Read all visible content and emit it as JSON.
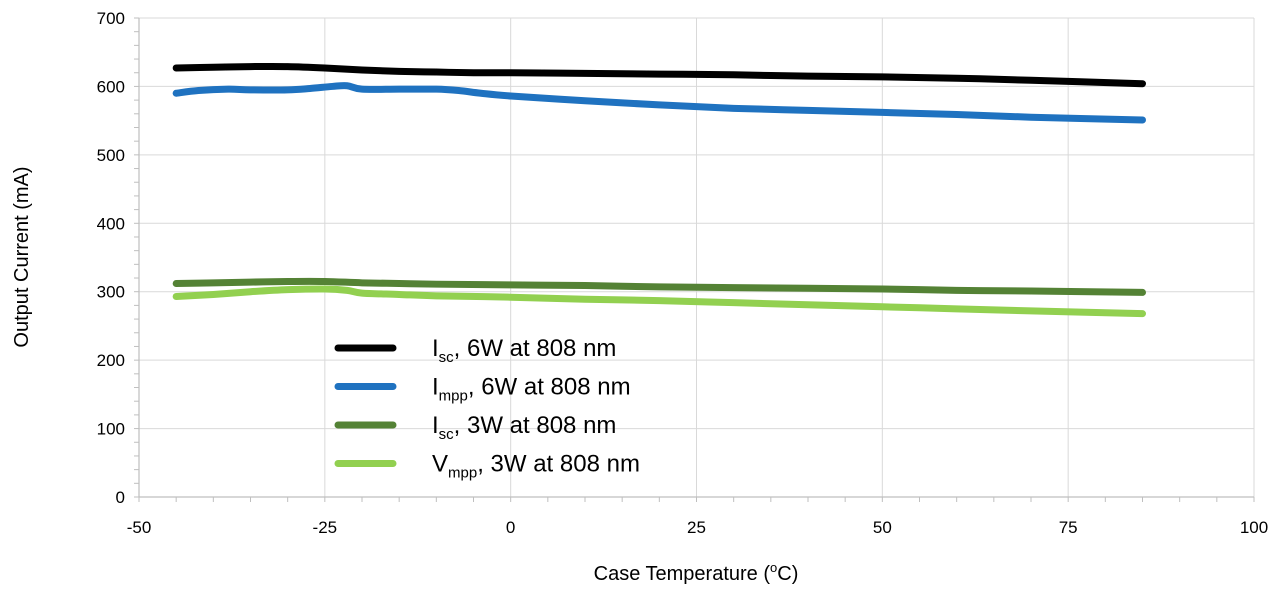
{
  "chart_data": {
    "type": "line",
    "title": "",
    "xlabel": "Case Temperature (",
    "xlabel_sup": "o",
    "xlabel_end": "C)",
    "ylabel": "Output Current (mA)",
    "xlim": [
      -50,
      100
    ],
    "ylim": [
      0,
      700
    ],
    "xticks": [
      -50,
      -25,
      0,
      25,
      50,
      75,
      100
    ],
    "yticks": [
      0,
      100,
      200,
      300,
      400,
      500,
      600,
      700
    ],
    "xtick_labels": [
      "-50",
      "-25",
      "0",
      "25",
      "50",
      "75",
      "100"
    ],
    "ytick_labels": [
      "0",
      "100",
      "200",
      "300",
      "400",
      "500",
      "600",
      "700"
    ],
    "grid": true,
    "legend_position": "lower-left",
    "series": [
      {
        "name": "Isc, 6W at 808 nm",
        "legend": {
          "main": "I",
          "sub": "sc",
          "rest": ",    6W at 808 nm"
        },
        "color": "#000000",
        "x": [
          -45,
          -40,
          -35,
          -30,
          -25,
          -20,
          -15,
          -10,
          -5,
          0,
          10,
          20,
          30,
          40,
          50,
          60,
          70,
          85
        ],
        "y": [
          627,
          628,
          629,
          629,
          627,
          624,
          622,
          621,
          620,
          620,
          619,
          618,
          617,
          615,
          614,
          612,
          609,
          604
        ]
      },
      {
        "name": "Impp, 6W at 808 nm",
        "legend": {
          "main": "I",
          "sub": "mpp",
          "rest": ", 6W at 808 nm"
        },
        "color": "#1f72c0",
        "x": [
          -45,
          -42,
          -38,
          -35,
          -30,
          -27,
          -24,
          -22,
          -20,
          -15,
          -10,
          -7,
          -4,
          0,
          10,
          20,
          30,
          40,
          50,
          60,
          70,
          85
        ],
        "y": [
          590,
          594,
          596,
          595,
          595,
          597,
          600,
          601,
          596,
          596,
          596,
          594,
          590,
          586,
          579,
          573,
          568,
          565,
          562,
          559,
          555,
          551
        ]
      },
      {
        "name": "Isc, 3W at 808 nm",
        "legend": {
          "main": "I",
          "sub": "sc",
          "rest": ",    3W at 808 nm"
        },
        "color": "#548235",
        "x": [
          -45,
          -40,
          -35,
          -30,
          -25,
          -20,
          -15,
          -10,
          0,
          10,
          20,
          30,
          40,
          50,
          60,
          70,
          85
        ],
        "y": [
          312,
          313,
          314,
          315,
          315,
          313,
          312,
          311,
          310,
          309,
          307,
          306,
          305,
          304,
          302,
          301,
          299
        ]
      },
      {
        "name": "Vmpp, 3W at 808 nm",
        "legend": {
          "main": "V",
          "sub": "mpp",
          "rest": ", 3W at 808 nm"
        },
        "color": "#92d050",
        "x": [
          -45,
          -40,
          -35,
          -30,
          -25,
          -22,
          -20,
          -15,
          -10,
          0,
          10,
          20,
          30,
          40,
          50,
          60,
          70,
          85
        ],
        "y": [
          293,
          296,
          300,
          303,
          304,
          302,
          298,
          296,
          294,
          292,
          289,
          287,
          284,
          281,
          278,
          275,
          272,
          268
        ]
      }
    ]
  }
}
================================
Single out each line of the records above with the string "color" in it, and copy it.

        "color": "#000000",
        "color": "#1f72c0",
        "color": "#548235",
        "color": "#92d050",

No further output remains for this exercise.